Written request: Search the data for the word "initialization" and copy every line that contains it.

[start of Data provided]

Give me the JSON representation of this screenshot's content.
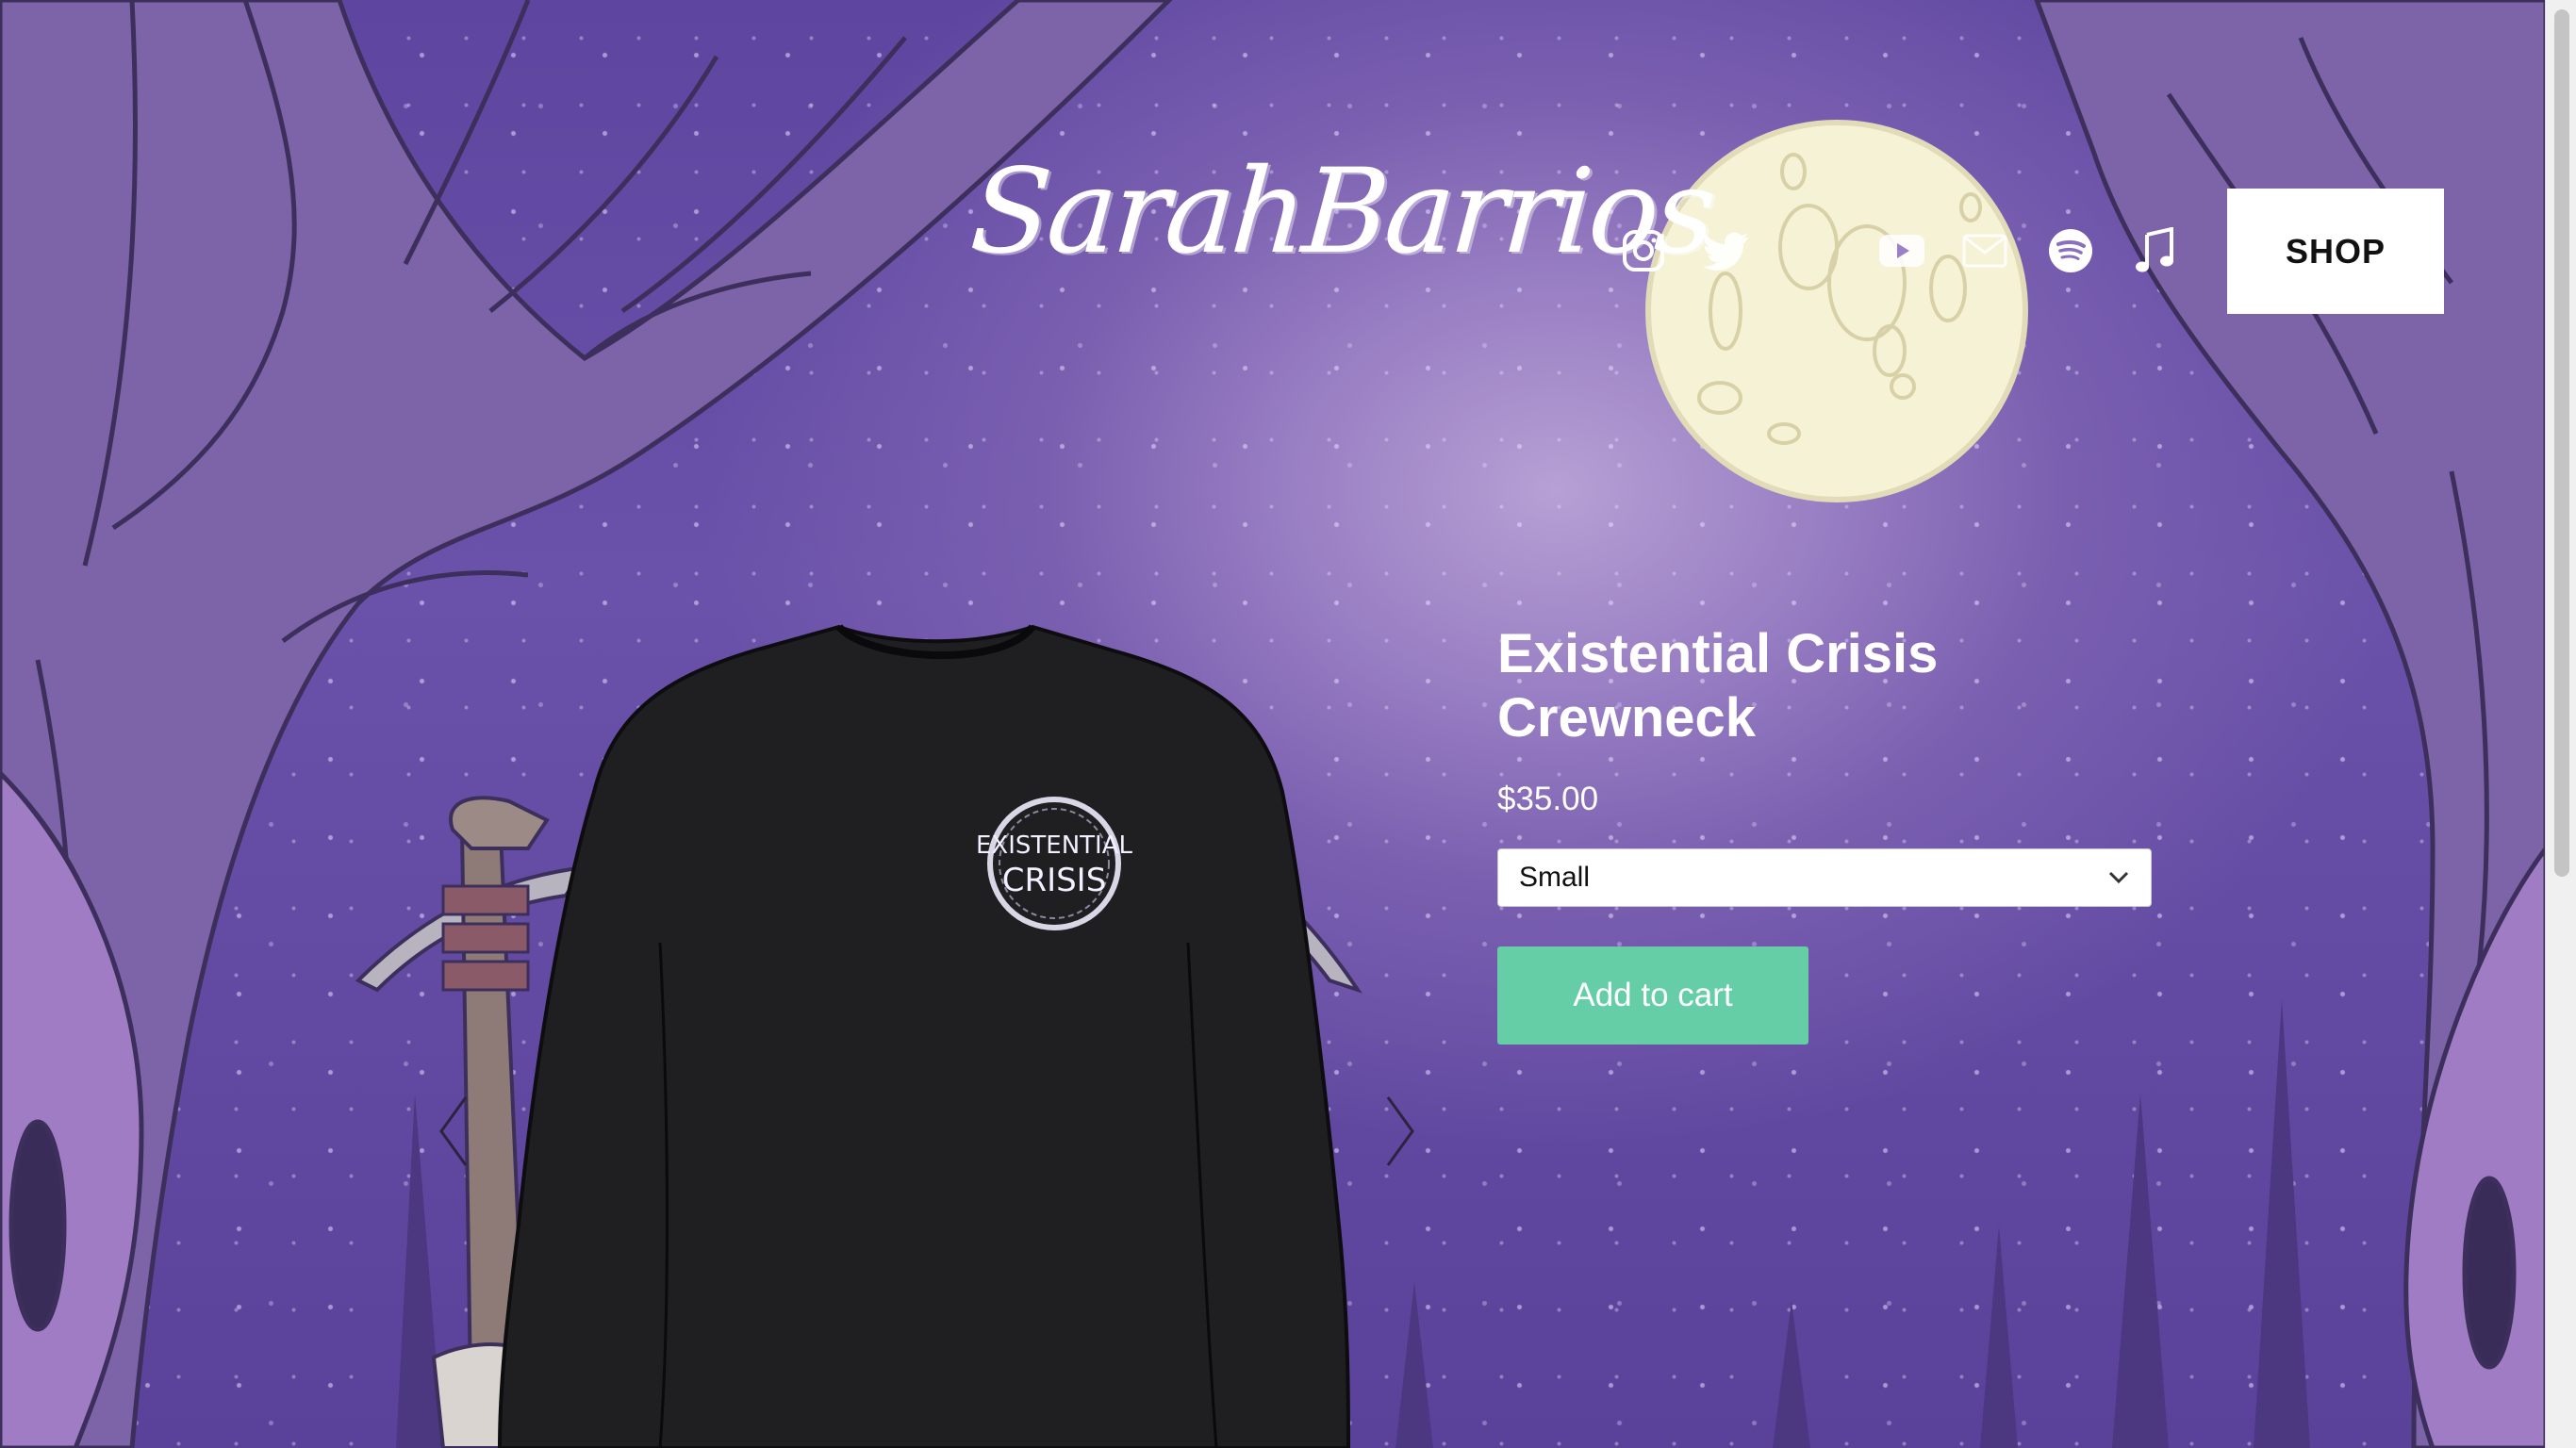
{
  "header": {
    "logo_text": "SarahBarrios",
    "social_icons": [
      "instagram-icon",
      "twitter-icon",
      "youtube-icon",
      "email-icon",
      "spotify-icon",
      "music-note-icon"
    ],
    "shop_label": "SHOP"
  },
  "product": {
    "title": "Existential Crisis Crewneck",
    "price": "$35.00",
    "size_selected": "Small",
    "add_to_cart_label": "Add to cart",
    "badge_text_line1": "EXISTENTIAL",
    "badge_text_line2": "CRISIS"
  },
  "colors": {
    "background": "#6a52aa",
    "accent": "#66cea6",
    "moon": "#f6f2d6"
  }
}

[end of Data provided]
[start of Data provided]

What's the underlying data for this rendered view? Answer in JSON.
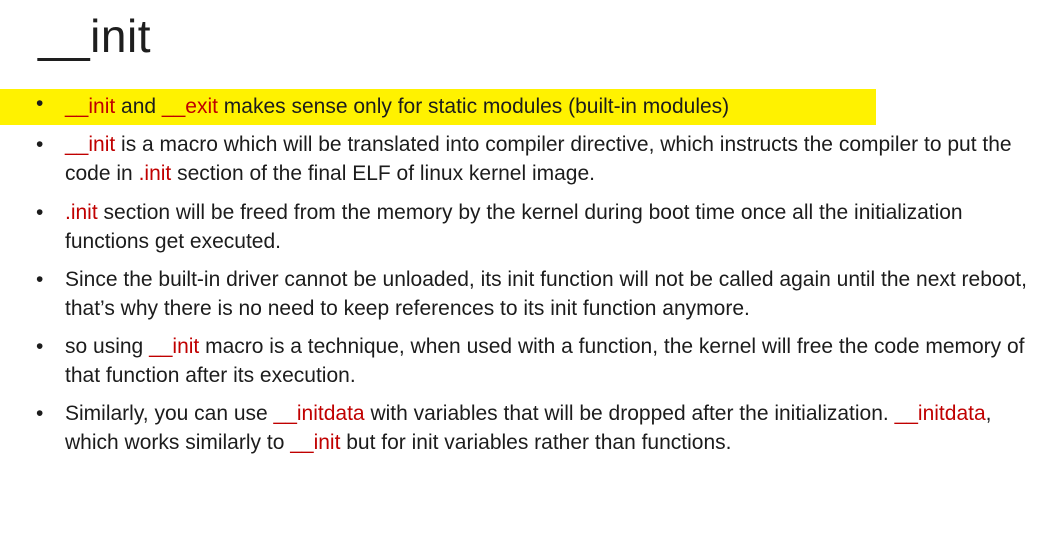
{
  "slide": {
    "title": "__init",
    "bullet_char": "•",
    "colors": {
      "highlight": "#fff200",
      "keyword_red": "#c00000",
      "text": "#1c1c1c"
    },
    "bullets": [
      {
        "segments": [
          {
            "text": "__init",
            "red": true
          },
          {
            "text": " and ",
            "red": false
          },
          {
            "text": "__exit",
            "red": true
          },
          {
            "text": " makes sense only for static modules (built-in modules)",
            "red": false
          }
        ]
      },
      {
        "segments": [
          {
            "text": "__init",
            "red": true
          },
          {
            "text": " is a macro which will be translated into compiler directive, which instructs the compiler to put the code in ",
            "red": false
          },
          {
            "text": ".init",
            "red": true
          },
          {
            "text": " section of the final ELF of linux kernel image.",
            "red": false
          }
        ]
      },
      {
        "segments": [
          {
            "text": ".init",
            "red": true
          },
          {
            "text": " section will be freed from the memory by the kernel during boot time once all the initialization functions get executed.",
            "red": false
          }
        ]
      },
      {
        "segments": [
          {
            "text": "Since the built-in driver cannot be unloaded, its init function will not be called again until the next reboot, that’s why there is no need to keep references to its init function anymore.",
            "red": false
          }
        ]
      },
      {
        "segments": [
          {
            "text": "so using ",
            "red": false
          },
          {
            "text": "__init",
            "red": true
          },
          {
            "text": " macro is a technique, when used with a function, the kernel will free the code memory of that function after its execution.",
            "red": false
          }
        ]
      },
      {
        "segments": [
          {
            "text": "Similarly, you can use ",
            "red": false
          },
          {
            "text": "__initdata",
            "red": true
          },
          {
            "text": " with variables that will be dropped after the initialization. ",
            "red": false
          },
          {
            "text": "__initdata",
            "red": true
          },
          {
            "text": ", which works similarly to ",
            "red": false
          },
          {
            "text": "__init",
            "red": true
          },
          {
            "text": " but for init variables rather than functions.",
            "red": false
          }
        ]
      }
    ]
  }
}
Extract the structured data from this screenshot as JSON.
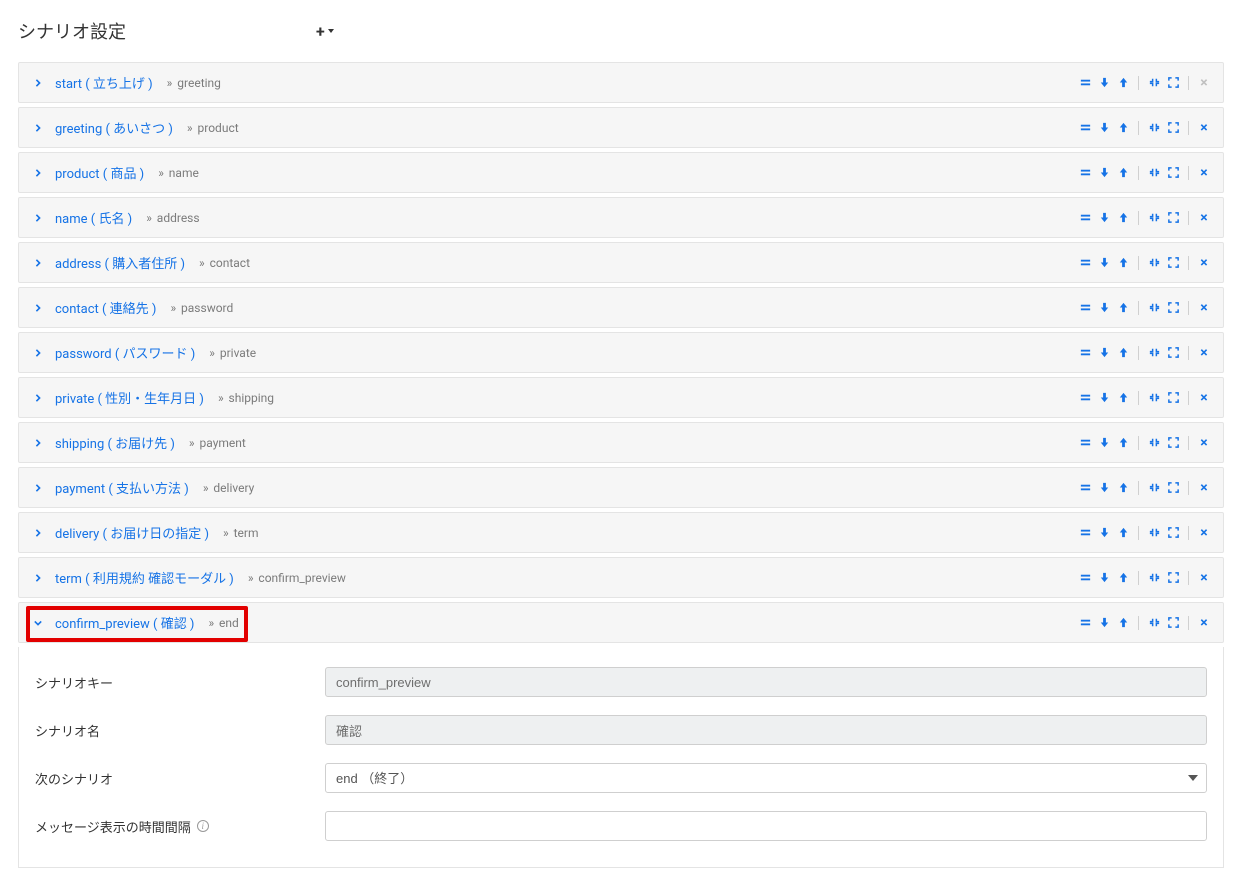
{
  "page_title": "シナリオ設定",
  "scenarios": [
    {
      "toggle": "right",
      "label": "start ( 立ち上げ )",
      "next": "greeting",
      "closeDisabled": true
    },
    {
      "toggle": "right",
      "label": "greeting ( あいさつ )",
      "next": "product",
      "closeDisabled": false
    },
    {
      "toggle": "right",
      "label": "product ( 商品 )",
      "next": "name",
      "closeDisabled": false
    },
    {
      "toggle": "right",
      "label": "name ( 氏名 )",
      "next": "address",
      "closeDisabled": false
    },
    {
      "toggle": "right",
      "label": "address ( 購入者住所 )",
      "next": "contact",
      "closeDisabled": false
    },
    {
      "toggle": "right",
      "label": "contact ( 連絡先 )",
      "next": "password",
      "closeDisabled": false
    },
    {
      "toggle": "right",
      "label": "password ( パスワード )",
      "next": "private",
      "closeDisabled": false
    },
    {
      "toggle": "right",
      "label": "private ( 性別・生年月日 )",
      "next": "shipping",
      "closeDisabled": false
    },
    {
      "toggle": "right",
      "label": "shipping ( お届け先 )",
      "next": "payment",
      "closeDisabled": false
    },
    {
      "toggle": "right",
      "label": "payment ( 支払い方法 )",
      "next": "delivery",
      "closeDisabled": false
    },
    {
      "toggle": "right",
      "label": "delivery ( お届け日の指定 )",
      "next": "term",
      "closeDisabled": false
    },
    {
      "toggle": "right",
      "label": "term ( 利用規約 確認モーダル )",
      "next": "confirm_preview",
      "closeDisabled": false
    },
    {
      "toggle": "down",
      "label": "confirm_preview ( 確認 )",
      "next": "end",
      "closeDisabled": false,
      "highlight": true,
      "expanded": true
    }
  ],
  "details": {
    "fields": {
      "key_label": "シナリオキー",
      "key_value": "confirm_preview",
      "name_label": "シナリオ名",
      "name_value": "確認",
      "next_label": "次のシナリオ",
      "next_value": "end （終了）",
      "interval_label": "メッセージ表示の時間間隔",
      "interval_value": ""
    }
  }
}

[end of Data provided]

Right answer:
            "text": " section will be freed from the memory by the kernel during boot time once all the initialization functions get executed.",
            "text": " with variables that will be dropped after the initialization. ",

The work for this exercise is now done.